● **EXERCISE DIRECTIONS**:
Give a count of the lines below that have the string "JSON" in them, with no other words.

-- START OF RECORDS SUPPLIED --

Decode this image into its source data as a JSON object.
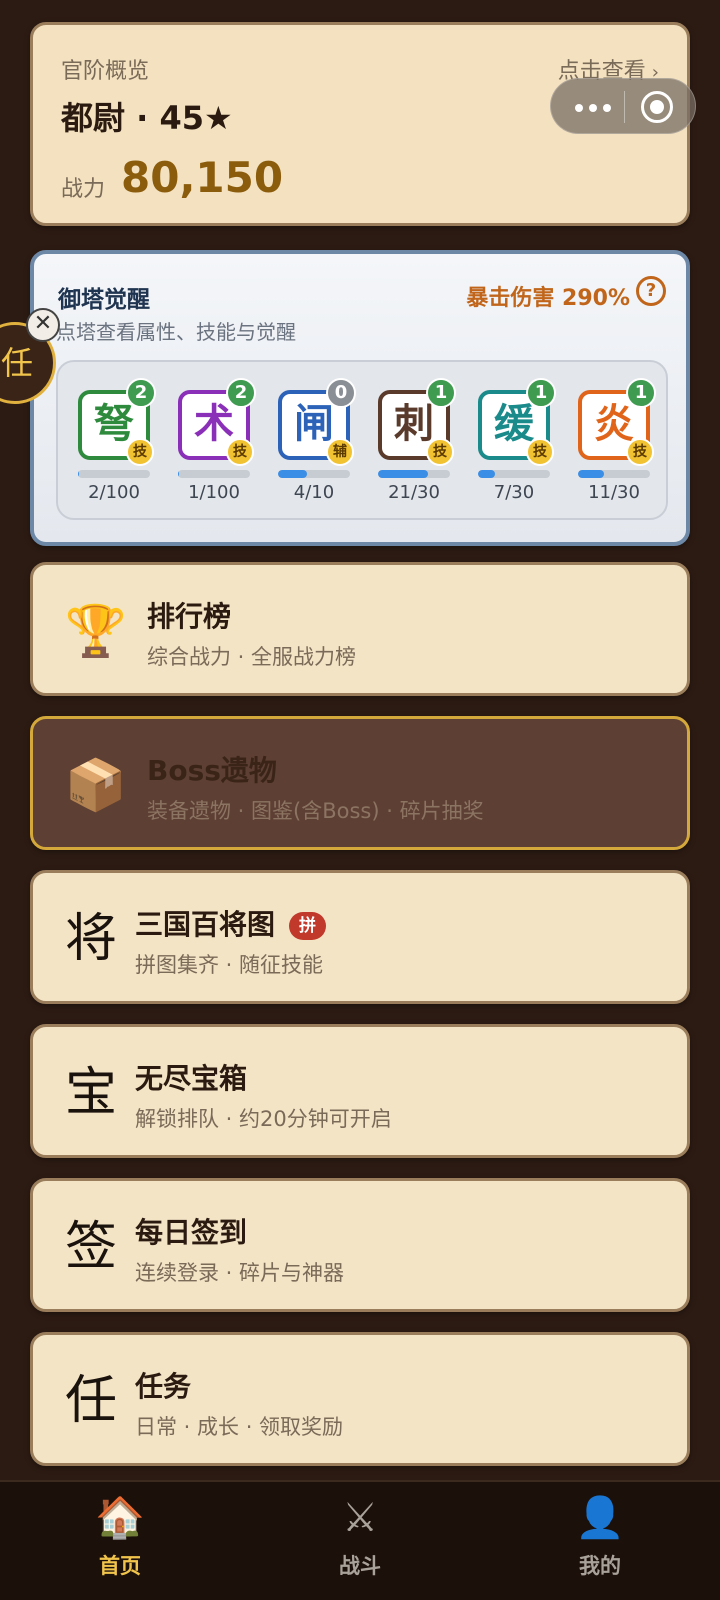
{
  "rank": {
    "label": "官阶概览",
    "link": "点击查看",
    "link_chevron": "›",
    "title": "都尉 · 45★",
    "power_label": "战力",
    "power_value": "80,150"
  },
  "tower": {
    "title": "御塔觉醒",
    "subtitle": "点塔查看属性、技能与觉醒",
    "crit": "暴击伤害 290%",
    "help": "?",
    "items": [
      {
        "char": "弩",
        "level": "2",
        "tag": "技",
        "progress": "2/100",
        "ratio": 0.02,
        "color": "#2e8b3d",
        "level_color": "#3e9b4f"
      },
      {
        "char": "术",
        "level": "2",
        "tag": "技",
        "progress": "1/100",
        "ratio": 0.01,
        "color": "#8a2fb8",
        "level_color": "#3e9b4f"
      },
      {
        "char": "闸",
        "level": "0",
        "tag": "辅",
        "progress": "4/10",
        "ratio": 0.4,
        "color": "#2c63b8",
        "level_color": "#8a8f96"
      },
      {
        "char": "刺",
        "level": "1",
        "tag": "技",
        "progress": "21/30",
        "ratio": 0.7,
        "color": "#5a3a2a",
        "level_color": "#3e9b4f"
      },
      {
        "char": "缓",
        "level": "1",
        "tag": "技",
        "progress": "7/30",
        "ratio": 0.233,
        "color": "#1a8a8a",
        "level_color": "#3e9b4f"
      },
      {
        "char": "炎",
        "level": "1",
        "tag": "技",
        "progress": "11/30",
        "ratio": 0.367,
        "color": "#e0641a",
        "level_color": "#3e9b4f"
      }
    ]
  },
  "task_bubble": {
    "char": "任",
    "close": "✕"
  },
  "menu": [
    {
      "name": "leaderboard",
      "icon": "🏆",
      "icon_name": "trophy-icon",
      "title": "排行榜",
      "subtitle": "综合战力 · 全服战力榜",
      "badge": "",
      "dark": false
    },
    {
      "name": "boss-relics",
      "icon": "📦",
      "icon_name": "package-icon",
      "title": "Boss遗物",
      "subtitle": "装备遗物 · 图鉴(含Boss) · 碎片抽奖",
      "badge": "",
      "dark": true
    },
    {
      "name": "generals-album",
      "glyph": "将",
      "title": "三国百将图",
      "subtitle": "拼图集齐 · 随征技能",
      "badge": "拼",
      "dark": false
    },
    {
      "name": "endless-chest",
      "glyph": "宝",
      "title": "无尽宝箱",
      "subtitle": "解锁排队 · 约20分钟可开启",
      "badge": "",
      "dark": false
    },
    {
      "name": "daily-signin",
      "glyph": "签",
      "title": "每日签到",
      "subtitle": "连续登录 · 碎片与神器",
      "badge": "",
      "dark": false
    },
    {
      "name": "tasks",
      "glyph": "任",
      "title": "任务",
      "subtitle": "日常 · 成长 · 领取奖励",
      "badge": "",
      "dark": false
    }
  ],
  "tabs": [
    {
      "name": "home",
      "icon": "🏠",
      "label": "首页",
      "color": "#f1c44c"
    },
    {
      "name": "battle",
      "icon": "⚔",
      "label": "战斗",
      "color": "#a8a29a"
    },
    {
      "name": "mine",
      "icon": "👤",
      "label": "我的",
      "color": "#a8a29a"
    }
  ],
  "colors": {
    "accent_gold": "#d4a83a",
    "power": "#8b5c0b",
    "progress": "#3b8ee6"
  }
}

-- END OF RECORDS SUPPLIED --
-- START OF RECORDS SUPPLIED --

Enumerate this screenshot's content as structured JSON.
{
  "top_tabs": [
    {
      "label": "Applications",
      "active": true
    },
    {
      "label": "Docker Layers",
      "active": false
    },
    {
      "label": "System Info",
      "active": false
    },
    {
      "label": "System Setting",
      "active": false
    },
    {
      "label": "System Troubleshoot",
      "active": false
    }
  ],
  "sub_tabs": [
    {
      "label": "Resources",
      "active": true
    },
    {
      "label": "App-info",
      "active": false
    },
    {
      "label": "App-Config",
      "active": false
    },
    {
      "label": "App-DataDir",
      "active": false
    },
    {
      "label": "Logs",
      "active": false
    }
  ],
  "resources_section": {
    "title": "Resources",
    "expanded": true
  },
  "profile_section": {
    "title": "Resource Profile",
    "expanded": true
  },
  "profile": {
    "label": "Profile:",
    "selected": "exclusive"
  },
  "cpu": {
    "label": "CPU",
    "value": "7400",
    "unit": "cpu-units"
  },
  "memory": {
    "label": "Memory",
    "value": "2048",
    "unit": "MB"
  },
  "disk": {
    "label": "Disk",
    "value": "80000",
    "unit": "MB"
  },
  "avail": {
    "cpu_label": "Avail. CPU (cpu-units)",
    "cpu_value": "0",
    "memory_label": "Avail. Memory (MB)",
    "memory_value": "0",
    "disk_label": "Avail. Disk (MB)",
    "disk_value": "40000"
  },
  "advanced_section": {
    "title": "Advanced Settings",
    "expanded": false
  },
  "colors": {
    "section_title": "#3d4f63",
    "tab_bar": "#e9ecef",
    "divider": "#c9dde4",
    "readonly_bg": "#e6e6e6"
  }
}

-- END OF RECORDS SUPPLIED --

● **OUTPUT OF THE EXERCISE**:
2